> Aim of the task: Write the next part of the passage on cell phones below, picking up right after its final sentence.

> Selected passage:

+-------+

Now there are intrusions upon the intrusions; how many of us hear that
click and think, "Oh, just let it ring."
What is it about these things that makes us so obedient, and so
oblivious to that which lies outside them -- such as actual people? I
once asked a man who was bellowing into a cell phone in the coffee shop
in San Francisco why he was talking so loudly. A bad connection, he
said. It had not crossed his mind that anything else mattered at that
moment. Like computers and television, cell phones pull people into
their own psychological polar field, and the pull is strong. I've
watched people complete a conversation, start to put the thing away, and
then freeze. They sit staring at it, as though trying to think of
someone else to call. The phone is there. It demands to be used, almost
the way a cigarette demands to be smoked. Does the person own the cell
phone, or is it the other way around?
And what does that suggest about where this "communications revolution"
is taking us? When I was in Hong Kong a year and a half ago, it was
becoming a cell-phone hell. The official statistics said there was one
phone for every two people, but it often felt like two for one. They
were everywhere; the table scenes in the splendid food courts in the
high rise malls were San Francisco to the second or third power. At a
table with four people, two or three might be talking on the phone.
You'd see a couple on a date, and one was talking on the phone.
In a way I could understand the fixation. Hong Kong is crowded almost
beyond belief. It makes parts of Manhattan feel like Kansas, and I
suspect that a cell phone offers an escape, a kind of crack in space. It
is an entrance to a realm in which you are the center of attention, the
star. Access becomes a status symbol in itself. A lawyer friend of mine
there described the new ritual at the start of business meetings.

+-------+

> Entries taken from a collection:
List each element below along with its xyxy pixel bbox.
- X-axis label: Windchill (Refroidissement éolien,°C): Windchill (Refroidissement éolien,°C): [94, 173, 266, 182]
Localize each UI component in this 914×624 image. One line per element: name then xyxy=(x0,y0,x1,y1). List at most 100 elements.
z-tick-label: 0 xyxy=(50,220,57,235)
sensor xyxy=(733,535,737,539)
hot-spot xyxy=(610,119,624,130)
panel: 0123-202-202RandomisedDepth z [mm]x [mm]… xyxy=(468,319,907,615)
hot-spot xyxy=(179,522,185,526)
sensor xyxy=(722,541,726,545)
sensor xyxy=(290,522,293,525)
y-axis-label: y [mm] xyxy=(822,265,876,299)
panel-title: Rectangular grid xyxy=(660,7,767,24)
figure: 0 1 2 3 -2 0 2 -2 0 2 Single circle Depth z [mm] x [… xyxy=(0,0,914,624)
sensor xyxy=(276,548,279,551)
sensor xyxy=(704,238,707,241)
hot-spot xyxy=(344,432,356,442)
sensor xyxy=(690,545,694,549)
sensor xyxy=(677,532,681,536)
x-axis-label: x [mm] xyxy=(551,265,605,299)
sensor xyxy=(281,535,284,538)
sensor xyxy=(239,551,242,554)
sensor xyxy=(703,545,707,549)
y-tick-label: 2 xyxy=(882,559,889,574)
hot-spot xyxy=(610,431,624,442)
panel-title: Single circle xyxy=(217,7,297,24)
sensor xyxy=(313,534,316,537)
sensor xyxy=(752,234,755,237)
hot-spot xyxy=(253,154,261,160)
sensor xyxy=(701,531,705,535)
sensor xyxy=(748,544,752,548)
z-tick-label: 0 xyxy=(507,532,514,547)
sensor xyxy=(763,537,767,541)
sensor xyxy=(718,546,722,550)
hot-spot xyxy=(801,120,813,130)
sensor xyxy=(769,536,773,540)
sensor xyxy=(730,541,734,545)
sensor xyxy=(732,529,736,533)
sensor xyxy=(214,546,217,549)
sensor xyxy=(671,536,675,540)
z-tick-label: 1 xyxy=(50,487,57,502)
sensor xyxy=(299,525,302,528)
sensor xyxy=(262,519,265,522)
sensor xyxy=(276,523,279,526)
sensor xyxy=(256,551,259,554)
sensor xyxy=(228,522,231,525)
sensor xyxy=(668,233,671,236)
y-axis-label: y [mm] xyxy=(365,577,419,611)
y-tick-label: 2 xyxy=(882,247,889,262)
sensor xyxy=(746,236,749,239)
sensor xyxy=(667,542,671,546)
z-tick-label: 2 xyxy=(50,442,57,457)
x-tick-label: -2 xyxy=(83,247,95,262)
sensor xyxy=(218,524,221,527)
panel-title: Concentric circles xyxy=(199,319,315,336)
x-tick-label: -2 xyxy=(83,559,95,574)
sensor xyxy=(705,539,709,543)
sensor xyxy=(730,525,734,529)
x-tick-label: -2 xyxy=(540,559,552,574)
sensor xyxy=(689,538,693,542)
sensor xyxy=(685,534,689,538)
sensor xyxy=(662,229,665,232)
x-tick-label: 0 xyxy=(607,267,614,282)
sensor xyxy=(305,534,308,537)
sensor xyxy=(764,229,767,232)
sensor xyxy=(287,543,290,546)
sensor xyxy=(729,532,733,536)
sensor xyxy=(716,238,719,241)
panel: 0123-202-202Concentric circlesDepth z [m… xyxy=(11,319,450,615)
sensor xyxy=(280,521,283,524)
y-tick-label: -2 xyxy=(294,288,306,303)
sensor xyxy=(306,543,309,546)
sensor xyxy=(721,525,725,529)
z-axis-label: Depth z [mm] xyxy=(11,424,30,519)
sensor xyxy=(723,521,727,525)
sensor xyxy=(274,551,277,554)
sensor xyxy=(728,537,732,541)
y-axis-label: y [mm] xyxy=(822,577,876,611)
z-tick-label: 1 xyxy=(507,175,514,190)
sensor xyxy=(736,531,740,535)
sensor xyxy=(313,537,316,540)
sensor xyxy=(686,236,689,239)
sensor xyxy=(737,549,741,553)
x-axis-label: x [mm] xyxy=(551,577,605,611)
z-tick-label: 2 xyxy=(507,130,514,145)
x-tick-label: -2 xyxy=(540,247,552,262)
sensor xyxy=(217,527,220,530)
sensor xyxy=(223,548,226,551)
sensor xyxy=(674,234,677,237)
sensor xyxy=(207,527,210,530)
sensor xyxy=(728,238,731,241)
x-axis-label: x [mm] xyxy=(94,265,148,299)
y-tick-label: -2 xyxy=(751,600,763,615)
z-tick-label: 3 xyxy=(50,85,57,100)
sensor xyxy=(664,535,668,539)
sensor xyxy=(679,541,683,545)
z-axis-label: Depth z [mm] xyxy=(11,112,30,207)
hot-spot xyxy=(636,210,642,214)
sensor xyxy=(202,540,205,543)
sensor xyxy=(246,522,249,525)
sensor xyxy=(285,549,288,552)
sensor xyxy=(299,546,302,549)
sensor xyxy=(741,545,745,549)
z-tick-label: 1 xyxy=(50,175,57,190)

+-------+

> Result:
Everyone puts their cell phone on the conference table, next to their
legal pad, almost like a gun. My power call against yours, gweilo
(Chinese for foreigner; literally "ghost"). The smallest ones are the
most expensive, and therefore have the most status.
In places like Hong Kong, moreover, most people live in cramped
quarters, which means consumption must take less space consuming forms.
That's all understandable. To a lesser degree, such considerations apply
in places such as Washington and New York.
There is something lonely about a wired world. The more plugged in
everyone else is the more we feel we have to be there too. But then
effect becomes cause. The very thing that pulls us away from live public
spaces begins to make those spaces uninhabitable. It is the pollution of
the aural commons, the enclosure of public space by giant
telecommunications firms, and the result is to push us all towards
private space -- if we can afford it.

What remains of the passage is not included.